* [TASK GOAL] All of the records below need to be copied exactly.

[Extracted data entries]
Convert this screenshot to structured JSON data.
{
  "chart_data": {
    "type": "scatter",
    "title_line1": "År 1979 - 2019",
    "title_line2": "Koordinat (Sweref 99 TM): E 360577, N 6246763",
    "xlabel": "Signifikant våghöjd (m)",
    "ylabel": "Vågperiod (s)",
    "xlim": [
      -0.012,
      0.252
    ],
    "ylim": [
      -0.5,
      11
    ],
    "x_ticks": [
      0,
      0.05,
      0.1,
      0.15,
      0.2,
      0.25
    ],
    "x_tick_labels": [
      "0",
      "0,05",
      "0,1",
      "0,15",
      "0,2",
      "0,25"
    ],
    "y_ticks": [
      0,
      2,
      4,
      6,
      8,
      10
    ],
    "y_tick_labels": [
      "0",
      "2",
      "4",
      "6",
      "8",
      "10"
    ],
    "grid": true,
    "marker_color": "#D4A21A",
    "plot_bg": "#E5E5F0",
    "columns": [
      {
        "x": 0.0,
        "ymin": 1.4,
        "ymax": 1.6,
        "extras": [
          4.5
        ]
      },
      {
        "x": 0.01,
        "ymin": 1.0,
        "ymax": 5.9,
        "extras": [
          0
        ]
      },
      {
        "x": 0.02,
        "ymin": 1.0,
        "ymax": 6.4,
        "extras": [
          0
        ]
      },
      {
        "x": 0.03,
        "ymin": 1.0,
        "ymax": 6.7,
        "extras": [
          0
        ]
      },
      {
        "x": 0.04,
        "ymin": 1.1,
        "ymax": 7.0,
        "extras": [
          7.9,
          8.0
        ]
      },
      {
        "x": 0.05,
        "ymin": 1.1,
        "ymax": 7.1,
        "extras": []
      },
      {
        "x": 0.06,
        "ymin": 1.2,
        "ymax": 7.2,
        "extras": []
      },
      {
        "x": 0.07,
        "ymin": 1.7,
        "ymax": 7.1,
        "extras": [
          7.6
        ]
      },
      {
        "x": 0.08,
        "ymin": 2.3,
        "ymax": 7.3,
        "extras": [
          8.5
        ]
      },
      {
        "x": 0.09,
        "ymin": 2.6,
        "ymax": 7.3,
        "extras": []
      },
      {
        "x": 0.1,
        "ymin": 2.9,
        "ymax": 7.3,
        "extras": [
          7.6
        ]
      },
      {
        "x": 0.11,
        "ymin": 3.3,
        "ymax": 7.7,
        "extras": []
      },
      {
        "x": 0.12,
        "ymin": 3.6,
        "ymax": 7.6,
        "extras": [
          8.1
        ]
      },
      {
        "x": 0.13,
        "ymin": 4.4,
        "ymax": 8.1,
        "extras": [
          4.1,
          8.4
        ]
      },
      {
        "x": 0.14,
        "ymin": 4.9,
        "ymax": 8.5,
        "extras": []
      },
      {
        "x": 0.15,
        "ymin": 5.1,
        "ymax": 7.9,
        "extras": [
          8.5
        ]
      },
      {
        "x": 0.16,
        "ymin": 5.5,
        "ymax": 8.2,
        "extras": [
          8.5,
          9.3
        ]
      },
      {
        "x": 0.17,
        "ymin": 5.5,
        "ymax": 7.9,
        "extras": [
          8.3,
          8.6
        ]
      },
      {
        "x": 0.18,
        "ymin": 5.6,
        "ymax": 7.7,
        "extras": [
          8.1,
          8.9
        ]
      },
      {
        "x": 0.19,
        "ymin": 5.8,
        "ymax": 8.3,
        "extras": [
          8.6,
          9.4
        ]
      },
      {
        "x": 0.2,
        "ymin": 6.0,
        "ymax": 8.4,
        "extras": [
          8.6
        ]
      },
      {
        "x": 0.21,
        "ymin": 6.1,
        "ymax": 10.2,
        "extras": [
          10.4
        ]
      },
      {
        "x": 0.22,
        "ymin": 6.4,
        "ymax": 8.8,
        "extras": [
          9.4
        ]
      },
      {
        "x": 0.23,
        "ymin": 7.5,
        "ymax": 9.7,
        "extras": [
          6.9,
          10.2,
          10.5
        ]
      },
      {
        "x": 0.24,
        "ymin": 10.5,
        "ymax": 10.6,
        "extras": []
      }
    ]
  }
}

* [WRITTEN REPLY]
Convert this screenshot to structured JSON data.
{
  "chart_data": {
    "type": "scatter",
    "title_line1": "År 1979 - 2019",
    "title_line2": "Koordinat (Sweref 99 TM): E 360577, N 6246763",
    "xlabel": "Signifikant våghöjd (m)",
    "ylabel": "Vågperiod (s)",
    "xlim": [
      -0.012,
      0.252
    ],
    "ylim": [
      -0.5,
      11
    ],
    "x_ticks": [
      0,
      0.05,
      0.1,
      0.15,
      0.2,
      0.25
    ],
    "x_tick_labels": [
      "0",
      "0,05",
      "0,1",
      "0,15",
      "0,2",
      "0,25"
    ],
    "y_ticks": [
      0,
      2,
      4,
      6,
      8,
      10
    ],
    "y_tick_labels": [
      "0",
      "2",
      "4",
      "6",
      "8",
      "10"
    ],
    "grid": true,
    "marker_color": "#D4A21A",
    "plot_bg": "#E5E5F0",
    "columns": [
      {
        "x": 0.0,
        "ymin": 1.4,
        "ymax": 1.6,
        "extras": [
          4.5
        ]
      },
      {
        "x": 0.01,
        "ymin": 1.0,
        "ymax": 5.9,
        "extras": [
          0
        ]
      },
      {
        "x": 0.02,
        "ymin": 1.0,
        "ymax": 6.4,
        "extras": [
          0
        ]
      },
      {
        "x": 0.03,
        "ymin": 1.0,
        "ymax": 6.7,
        "extras": [
          0
        ]
      },
      {
        "x": 0.04,
        "ymin": 1.1,
        "ymax": 7.0,
        "extras": [
          7.9,
          8.0
        ]
      },
      {
        "x": 0.05,
        "ymin": 1.1,
        "ymax": 7.1,
        "extras": []
      },
      {
        "x": 0.06,
        "ymin": 1.2,
        "ymax": 7.2,
        "extras": []
      },
      {
        "x": 0.07,
        "ymin": 1.7,
        "ymax": 7.1,
        "extras": [
          7.6
        ]
      },
      {
        "x": 0.08,
        "ymin": 2.3,
        "ymax": 7.3,
        "extras": [
          8.5
        ]
      },
      {
        "x": 0.09,
        "ymin": 2.6,
        "ymax": 7.3,
        "extras": []
      },
      {
        "x": 0.1,
        "ymin": 2.9,
        "ymax": 7.3,
        "extras": [
          7.6
        ]
      },
      {
        "x": 0.11,
        "ymin": 3.3,
        "ymax": 7.7,
        "extras": []
      },
      {
        "x": 0.12,
        "ymin": 3.6,
        "ymax": 7.6,
        "extras": [
          8.1
        ]
      },
      {
        "x": 0.13,
        "ymin": 4.4,
        "ymax": 8.1,
        "extras": [
          4.1,
          8.4
        ]
      },
      {
        "x": 0.14,
        "ymin": 4.9,
        "ymax": 8.5,
        "extras": []
      },
      {
        "x": 0.15,
        "ymin": 5.1,
        "ymax": 7.9,
        "extras": [
          8.5
        ]
      },
      {
        "x": 0.16,
        "ymin": 5.5,
        "ymax": 8.2,
        "extras": [
          8.5,
          9.3
        ]
      },
      {
        "x": 0.17,
        "ymin": 5.5,
        "ymax": 7.9,
        "extras": [
          8.3,
          8.6
        ]
      },
      {
        "x": 0.18,
        "ymin": 5.6,
        "ymax": 7.7,
        "extras": [
          8.1,
          8.9
        ]
      },
      {
        "x": 0.19,
        "ymin": 5.8,
        "ymax": 8.3,
        "extras": [
          8.6,
          9.4
        ]
      },
      {
        "x": 0.2,
        "ymin": 6.0,
        "ymax": 8.4,
        "extras": [
          8.6
        ]
      },
      {
        "x": 0.21,
        "ymin": 6.1,
        "ymax": 10.2,
        "extras": [
          10.4
        ]
      },
      {
        "x": 0.22,
        "ymin": 6.4,
        "ymax": 8.8,
        "extras": [
          9.4
        ]
      },
      {
        "x": 0.23,
        "ymin": 7.5,
        "ymax": 9.7,
        "extras": [
          6.9,
          10.2,
          10.5
        ]
      },
      {
        "x": 0.24,
        "ymin": 10.5,
        "ymax": 10.6,
        "extras": []
      }
    ]
  }
}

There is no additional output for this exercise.